* **Requirement**
What follows is a block of records; restate each one word for word.

### Data listing

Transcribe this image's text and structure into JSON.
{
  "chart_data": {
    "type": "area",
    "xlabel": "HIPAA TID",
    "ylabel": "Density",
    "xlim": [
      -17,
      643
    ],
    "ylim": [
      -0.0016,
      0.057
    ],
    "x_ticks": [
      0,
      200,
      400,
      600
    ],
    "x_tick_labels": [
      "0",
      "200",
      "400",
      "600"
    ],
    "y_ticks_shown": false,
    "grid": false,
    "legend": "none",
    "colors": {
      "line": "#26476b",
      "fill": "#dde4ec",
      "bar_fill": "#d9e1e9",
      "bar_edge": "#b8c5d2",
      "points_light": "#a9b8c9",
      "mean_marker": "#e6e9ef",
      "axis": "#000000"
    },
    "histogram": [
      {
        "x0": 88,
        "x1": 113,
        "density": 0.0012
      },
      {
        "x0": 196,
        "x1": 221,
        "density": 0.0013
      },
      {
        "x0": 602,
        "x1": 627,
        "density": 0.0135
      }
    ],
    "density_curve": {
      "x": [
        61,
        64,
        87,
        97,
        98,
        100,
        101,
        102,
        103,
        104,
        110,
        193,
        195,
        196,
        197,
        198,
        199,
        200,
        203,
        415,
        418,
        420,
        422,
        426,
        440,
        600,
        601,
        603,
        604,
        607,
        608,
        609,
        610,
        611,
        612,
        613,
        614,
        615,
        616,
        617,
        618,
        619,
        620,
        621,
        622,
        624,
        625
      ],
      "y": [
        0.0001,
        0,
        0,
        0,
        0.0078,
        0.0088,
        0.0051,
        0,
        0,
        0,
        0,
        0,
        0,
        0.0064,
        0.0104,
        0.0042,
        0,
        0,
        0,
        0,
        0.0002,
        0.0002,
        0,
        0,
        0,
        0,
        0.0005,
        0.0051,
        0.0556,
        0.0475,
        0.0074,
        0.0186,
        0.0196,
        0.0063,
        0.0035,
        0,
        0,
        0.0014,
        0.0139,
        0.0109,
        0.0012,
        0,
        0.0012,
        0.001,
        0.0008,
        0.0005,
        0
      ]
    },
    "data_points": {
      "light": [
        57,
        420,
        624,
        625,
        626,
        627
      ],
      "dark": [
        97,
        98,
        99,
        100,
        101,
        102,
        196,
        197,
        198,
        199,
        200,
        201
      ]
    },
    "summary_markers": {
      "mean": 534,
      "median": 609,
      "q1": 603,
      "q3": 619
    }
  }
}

######

* **Correct response**
Transcribe this image's text and structure into JSON.
{
  "chart_data": {
    "type": "area",
    "xlabel": "HIPAA TID",
    "ylabel": "Density",
    "xlim": [
      -17,
      643
    ],
    "ylim": [
      -0.0016,
      0.057
    ],
    "x_ticks": [
      0,
      200,
      400,
      600
    ],
    "x_tick_labels": [
      "0",
      "200",
      "400",
      "600"
    ],
    "y_ticks_shown": false,
    "grid": false,
    "legend": "none",
    "colors": {
      "line": "#26476b",
      "fill": "#dde4ec",
      "bar_fill": "#d9e1e9",
      "bar_edge": "#b8c5d2",
      "points_light": "#a9b8c9",
      "mean_marker": "#e6e9ef",
      "axis": "#000000"
    },
    "histogram": [
      {
        "x0": 88,
        "x1": 113,
        "density": 0.0012
      },
      {
        "x0": 196,
        "x1": 221,
        "density": 0.0013
      },
      {
        "x0": 602,
        "x1": 627,
        "density": 0.0135
      }
    ],
    "density_curve": {
      "x": [
        61,
        64,
        87,
        97,
        98,
        100,
        101,
        102,
        103,
        104,
        110,
        193,
        195,
        196,
        197,
        198,
        199,
        200,
        203,
        415,
        418,
        420,
        422,
        426,
        440,
        600,
        601,
        603,
        604,
        607,
        608,
        609,
        610,
        611,
        612,
        613,
        614,
        615,
        616,
        617,
        618,
        619,
        620,
        621,
        622,
        624,
        625
      ],
      "y": [
        0.0001,
        0,
        0,
        0,
        0.0078,
        0.0088,
        0.0051,
        0,
        0,
        0,
        0,
        0,
        0,
        0.0064,
        0.0104,
        0.0042,
        0,
        0,
        0,
        0,
        0.0002,
        0.0002,
        0,
        0,
        0,
        0,
        0.0005,
        0.0051,
        0.0556,
        0.0475,
        0.0074,
        0.0186,
        0.0196,
        0.0063,
        0.0035,
        0,
        0,
        0.0014,
        0.0139,
        0.0109,
        0.0012,
        0,
        0.0012,
        0.001,
        0.0008,
        0.0005,
        0
      ]
    },
    "data_points": {
      "light": [
        57,
        420,
        624,
        625,
        626,
        627
      ],
      "dark": [
        97,
        98,
        99,
        100,
        101,
        102,
        196,
        197,
        198,
        199,
        200,
        201
      ]
    },
    "summary_markers": {
      "mean": 534,
      "median": 609,
      "q1": 603,
      "q3": 619
    }
  }
}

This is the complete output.